▼

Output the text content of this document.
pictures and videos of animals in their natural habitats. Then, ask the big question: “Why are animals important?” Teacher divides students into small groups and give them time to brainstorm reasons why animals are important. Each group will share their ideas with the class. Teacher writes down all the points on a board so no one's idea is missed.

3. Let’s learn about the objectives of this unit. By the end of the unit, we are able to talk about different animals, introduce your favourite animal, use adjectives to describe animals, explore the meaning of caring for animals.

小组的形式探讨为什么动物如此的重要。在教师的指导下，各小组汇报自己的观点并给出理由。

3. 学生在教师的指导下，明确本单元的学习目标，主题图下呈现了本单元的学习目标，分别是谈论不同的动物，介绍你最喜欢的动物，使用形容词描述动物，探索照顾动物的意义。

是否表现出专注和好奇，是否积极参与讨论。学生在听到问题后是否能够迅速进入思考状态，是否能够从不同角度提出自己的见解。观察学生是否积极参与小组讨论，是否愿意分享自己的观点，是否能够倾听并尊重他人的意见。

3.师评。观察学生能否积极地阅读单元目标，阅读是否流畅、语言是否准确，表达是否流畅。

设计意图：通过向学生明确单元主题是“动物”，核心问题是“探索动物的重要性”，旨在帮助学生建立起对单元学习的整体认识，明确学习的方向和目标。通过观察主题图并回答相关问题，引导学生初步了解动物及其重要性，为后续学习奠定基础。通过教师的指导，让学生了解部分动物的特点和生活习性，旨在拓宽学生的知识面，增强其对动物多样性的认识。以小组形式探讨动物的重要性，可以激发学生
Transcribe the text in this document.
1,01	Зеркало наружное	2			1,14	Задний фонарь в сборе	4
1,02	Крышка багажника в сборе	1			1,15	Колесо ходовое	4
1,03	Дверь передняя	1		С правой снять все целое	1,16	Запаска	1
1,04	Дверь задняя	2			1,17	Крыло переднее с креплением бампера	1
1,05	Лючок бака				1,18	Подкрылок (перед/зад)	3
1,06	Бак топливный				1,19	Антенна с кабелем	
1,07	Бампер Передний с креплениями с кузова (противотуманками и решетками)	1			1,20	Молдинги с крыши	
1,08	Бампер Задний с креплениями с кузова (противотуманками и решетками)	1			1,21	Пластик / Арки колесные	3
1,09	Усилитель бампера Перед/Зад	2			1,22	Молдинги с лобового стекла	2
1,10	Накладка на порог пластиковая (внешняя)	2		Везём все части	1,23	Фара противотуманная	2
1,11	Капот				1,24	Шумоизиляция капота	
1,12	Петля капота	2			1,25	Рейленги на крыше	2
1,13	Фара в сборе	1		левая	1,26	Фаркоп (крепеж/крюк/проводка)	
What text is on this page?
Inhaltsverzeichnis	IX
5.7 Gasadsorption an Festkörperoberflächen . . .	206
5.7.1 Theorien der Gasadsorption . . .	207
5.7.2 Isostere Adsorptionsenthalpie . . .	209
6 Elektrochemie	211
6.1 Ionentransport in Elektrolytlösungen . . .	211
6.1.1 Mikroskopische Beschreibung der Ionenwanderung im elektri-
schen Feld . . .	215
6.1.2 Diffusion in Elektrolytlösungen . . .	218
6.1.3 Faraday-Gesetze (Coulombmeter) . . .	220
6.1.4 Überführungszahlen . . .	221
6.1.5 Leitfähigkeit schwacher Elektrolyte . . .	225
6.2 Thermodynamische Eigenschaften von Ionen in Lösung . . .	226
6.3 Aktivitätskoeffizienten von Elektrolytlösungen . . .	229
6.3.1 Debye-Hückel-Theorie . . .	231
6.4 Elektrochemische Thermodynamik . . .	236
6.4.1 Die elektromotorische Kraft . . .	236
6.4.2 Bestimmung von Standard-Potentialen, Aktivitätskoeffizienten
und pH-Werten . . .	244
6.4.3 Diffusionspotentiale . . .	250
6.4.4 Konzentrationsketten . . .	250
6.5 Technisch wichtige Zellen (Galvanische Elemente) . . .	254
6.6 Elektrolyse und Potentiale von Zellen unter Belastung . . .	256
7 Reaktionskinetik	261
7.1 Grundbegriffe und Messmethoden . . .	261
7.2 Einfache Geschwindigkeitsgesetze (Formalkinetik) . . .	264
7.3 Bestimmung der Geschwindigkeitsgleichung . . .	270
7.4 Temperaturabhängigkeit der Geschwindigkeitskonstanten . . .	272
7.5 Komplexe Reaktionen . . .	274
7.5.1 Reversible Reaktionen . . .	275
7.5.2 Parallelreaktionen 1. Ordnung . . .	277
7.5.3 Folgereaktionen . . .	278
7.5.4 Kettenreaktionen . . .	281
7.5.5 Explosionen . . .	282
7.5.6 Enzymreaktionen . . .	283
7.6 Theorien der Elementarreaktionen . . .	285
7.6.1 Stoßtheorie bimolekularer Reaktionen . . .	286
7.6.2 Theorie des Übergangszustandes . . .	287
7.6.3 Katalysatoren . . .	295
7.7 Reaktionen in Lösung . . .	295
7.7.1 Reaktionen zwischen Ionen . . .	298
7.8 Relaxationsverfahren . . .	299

▲

WHAT YOU NEED TO DO |
Tell how many lines hold the string "Фара", giving the number and nothing else.

OUTPUT BELOW |
2